EXERCISE: In the listing below, find every line with the string "prels" and pull it out.

Stored dataset items
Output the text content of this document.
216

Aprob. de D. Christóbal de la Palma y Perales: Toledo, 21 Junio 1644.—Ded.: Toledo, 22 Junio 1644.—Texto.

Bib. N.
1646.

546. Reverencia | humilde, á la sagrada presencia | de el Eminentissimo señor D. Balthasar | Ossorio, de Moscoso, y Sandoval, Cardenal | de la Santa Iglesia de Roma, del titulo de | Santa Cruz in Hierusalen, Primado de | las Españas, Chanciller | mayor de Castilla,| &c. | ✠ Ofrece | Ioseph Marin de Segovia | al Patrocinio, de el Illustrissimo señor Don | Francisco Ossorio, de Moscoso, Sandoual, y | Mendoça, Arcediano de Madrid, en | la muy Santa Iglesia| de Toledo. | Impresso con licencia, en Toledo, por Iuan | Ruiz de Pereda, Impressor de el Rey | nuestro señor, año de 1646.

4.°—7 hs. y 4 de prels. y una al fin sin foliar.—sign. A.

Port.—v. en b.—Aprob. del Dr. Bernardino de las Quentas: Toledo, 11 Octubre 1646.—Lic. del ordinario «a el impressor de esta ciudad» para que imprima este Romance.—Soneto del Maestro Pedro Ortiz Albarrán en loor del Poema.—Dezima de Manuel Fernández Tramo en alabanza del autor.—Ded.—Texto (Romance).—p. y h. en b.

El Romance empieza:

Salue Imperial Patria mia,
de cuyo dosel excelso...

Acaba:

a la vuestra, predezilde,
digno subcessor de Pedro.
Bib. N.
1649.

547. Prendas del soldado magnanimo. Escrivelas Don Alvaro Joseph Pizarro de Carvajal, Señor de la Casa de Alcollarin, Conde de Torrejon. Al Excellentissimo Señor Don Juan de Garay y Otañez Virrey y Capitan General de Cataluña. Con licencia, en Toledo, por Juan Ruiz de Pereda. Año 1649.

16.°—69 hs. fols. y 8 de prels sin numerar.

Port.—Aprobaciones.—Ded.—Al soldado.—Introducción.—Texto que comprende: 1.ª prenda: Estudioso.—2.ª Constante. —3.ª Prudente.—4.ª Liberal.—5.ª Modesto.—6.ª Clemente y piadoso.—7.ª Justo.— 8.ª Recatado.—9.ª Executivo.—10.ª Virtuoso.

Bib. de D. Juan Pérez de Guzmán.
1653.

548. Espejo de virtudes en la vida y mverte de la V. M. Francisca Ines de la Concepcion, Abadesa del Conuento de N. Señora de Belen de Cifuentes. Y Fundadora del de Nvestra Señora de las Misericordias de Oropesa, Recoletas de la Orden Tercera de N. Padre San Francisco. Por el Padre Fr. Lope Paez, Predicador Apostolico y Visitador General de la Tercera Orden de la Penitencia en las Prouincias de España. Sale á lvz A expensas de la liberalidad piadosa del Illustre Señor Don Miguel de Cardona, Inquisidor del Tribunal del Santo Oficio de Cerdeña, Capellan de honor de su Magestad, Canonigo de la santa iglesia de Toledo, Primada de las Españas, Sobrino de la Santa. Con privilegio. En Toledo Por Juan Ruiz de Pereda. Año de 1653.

EXERCISE SOLUTION:
4.°—7 hs. y 4 de prels. y una al fin sin foliar.—sign. A.
16.°—69 hs. fols. y 8 de prels sin numerar.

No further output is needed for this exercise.